• [STATED GOAL]
Scan the records for the string "part"; copy each line where it occurs.

Stored data
* * *
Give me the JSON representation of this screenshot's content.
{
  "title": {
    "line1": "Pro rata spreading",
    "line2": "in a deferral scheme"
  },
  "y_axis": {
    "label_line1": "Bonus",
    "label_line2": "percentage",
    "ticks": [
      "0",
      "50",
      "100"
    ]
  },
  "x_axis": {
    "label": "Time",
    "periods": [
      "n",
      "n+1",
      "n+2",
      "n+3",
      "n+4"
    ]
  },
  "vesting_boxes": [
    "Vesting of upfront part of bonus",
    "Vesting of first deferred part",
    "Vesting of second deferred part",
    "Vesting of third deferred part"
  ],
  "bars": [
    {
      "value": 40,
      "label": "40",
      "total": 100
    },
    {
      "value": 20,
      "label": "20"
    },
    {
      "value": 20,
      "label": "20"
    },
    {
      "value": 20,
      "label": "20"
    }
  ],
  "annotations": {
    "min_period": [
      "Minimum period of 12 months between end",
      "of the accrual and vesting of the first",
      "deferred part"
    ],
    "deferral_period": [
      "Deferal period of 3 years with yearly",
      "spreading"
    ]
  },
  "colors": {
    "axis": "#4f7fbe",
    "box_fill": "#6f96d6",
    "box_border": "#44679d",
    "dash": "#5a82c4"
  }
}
* * *
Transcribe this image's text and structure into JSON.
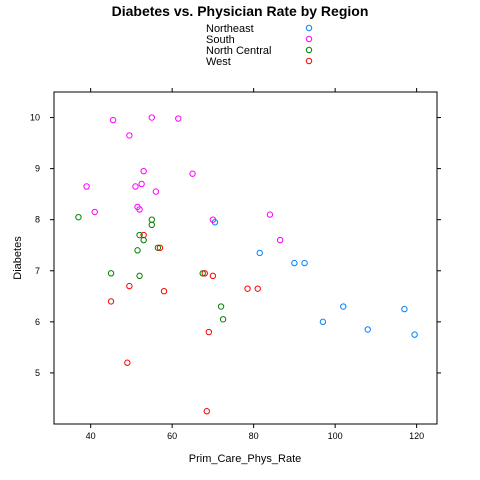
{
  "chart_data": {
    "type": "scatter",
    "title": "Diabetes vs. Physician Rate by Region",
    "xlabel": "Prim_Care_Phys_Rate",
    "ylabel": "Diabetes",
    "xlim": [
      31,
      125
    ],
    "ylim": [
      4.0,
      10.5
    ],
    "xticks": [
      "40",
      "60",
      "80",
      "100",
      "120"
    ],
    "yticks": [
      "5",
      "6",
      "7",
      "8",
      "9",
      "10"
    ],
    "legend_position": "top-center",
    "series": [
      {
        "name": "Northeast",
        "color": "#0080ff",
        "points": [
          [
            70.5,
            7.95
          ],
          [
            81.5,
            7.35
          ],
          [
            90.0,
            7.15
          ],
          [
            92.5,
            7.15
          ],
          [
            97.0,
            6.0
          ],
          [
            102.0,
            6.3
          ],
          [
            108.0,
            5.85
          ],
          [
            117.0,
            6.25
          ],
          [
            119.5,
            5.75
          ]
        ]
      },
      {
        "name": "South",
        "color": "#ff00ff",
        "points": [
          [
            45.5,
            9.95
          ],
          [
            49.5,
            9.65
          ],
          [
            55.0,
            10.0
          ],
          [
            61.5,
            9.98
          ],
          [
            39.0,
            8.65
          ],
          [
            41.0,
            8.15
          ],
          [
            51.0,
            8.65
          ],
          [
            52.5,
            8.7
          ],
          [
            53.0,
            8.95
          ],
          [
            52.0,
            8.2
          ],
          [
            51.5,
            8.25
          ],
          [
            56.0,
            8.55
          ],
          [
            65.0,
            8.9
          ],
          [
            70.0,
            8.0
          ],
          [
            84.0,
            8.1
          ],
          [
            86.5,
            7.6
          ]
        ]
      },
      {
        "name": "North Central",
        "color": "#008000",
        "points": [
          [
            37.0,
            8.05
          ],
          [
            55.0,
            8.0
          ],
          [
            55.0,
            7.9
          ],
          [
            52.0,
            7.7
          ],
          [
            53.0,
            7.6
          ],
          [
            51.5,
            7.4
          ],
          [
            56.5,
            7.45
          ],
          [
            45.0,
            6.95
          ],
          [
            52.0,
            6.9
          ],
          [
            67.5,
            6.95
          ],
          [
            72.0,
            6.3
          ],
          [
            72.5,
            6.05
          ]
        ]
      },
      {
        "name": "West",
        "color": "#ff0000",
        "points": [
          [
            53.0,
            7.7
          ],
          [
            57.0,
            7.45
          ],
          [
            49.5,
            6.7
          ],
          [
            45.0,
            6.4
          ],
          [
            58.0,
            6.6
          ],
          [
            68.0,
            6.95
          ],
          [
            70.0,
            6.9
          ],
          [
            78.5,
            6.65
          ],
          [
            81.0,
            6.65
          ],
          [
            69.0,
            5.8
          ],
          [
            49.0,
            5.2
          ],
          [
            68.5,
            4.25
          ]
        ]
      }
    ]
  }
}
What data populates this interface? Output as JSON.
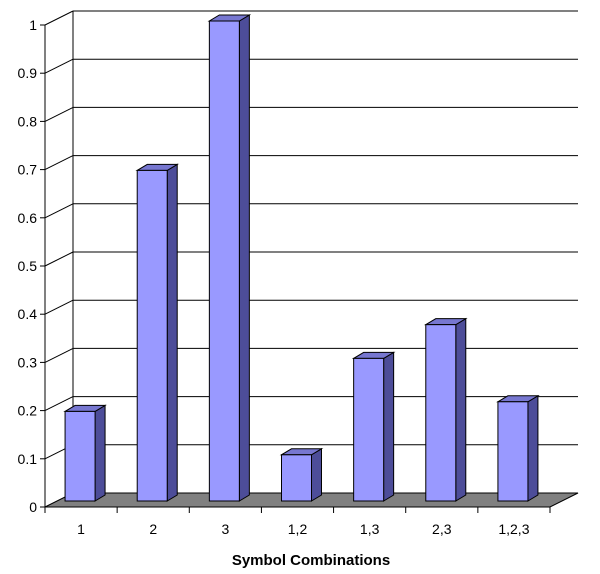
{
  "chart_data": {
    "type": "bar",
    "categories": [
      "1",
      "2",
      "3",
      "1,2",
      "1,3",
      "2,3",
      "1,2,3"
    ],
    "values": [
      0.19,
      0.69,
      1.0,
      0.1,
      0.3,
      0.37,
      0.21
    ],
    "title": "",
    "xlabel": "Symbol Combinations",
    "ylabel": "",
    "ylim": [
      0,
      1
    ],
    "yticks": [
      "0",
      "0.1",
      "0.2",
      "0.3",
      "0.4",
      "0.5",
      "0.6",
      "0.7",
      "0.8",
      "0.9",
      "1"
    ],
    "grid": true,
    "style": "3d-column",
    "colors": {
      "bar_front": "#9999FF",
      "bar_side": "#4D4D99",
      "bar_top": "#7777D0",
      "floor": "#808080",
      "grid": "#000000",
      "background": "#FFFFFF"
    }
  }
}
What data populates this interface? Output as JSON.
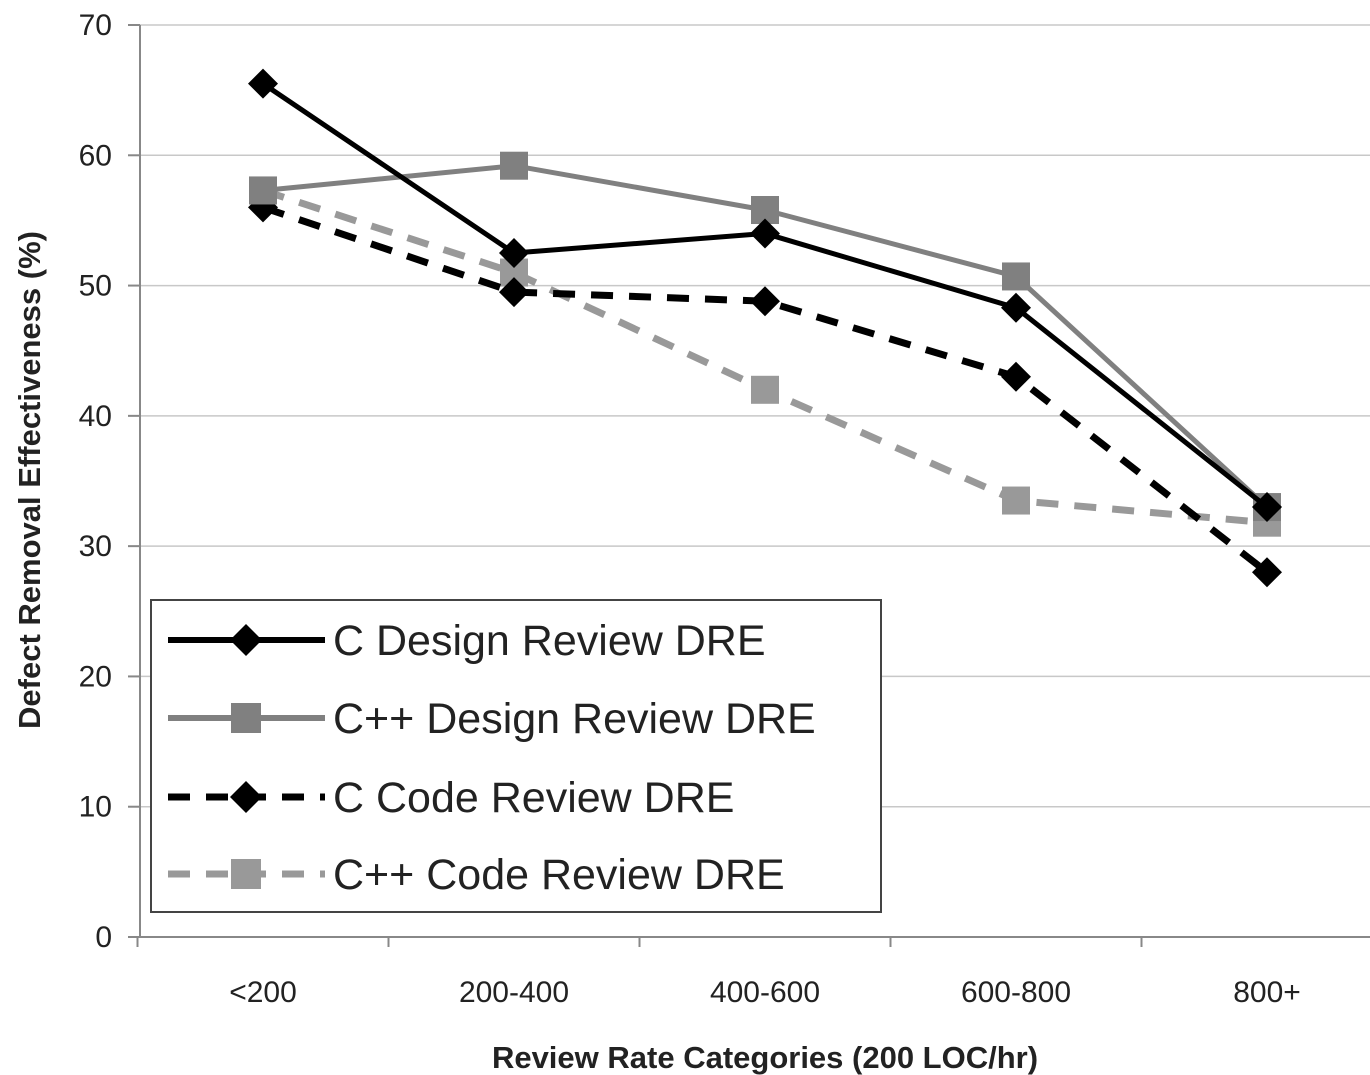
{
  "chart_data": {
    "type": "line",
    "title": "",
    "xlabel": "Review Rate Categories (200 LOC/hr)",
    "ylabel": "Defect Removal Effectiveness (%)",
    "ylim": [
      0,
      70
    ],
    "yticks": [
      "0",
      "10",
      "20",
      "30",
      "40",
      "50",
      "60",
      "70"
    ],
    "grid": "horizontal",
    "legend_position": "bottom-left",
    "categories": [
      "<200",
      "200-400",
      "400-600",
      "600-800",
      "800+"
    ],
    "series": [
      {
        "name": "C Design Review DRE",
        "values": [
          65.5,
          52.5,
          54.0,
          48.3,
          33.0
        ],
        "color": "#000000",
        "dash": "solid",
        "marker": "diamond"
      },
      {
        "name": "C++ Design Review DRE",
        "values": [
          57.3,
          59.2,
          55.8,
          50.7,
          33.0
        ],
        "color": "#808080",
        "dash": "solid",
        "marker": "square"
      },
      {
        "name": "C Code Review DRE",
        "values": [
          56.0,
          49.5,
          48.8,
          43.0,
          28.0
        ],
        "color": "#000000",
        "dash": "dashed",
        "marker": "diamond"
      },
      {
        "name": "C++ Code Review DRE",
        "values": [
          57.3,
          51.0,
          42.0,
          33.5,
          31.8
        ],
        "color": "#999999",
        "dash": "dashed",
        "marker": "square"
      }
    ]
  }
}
* * *
• [WRITTEN ANSWER]
    "Vesting of upfront part of bonus",
    "Vesting of first deferred part",
    "Vesting of second deferred part",
    "Vesting of third deferred part"
      "deferred part"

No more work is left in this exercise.